■ Data in this exercise:
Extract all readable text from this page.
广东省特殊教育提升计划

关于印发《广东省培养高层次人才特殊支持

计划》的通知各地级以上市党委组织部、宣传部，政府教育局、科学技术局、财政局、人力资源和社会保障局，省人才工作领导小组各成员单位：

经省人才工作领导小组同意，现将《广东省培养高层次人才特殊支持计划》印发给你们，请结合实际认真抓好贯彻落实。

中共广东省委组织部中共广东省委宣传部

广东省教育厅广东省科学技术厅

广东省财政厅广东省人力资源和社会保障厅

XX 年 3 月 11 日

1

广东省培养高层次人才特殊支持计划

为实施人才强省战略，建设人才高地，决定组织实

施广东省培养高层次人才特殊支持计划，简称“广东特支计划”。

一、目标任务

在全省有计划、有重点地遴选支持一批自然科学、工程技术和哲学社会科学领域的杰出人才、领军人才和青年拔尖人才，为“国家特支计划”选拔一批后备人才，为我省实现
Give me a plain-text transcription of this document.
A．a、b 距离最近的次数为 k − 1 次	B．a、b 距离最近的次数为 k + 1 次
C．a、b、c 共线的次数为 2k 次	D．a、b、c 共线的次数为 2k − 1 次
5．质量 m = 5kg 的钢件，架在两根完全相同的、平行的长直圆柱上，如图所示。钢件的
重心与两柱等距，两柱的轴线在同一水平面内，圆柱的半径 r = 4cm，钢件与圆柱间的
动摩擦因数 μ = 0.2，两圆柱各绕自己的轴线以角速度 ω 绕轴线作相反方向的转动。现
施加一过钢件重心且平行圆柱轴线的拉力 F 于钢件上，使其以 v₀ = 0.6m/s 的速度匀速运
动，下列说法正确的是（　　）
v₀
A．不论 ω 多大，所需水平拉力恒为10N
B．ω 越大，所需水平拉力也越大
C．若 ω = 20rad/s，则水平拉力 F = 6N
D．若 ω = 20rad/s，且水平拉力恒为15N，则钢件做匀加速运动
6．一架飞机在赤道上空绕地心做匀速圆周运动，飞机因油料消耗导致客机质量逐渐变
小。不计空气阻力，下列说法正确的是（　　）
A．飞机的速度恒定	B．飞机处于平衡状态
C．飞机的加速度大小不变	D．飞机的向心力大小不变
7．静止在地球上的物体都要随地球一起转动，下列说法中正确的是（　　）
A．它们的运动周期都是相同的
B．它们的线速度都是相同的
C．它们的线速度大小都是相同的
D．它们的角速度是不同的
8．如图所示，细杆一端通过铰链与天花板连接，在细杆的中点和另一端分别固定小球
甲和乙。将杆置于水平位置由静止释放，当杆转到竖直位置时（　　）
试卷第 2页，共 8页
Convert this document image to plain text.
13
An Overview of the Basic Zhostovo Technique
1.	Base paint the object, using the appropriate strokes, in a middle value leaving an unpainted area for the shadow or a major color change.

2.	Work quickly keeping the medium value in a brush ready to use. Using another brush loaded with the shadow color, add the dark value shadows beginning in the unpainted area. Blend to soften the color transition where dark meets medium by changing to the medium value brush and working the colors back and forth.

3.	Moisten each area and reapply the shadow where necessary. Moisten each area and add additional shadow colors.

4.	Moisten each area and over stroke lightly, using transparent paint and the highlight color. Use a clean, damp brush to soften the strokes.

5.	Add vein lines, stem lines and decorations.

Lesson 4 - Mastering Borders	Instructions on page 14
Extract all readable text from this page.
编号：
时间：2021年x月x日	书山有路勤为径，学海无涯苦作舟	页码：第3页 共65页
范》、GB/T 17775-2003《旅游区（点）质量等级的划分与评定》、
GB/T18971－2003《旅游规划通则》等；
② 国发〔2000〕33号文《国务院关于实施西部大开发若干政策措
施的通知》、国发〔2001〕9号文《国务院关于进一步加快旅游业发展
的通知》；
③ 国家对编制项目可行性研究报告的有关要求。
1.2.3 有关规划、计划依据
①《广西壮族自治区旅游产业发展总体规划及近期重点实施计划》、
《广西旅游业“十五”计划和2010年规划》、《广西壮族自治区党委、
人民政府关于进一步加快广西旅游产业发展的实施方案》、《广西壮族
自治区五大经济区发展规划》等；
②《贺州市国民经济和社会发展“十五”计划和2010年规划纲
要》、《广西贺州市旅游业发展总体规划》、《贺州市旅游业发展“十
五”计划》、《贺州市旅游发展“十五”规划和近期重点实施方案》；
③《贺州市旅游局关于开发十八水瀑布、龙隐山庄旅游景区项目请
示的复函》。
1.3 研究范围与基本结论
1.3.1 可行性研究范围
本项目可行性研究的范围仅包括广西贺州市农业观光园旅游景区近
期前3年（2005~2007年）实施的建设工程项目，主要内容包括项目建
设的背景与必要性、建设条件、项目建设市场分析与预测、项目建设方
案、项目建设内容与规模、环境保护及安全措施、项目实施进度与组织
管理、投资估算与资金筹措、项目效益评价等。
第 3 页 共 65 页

■ The task:
Only lines with the word "text" should be collected from the material.

■ Result for this task:
Extract all readable text from this page.
Give me a plain-text transcription of this document.
Convert this document image to plain text.
Extract all readable text from this page.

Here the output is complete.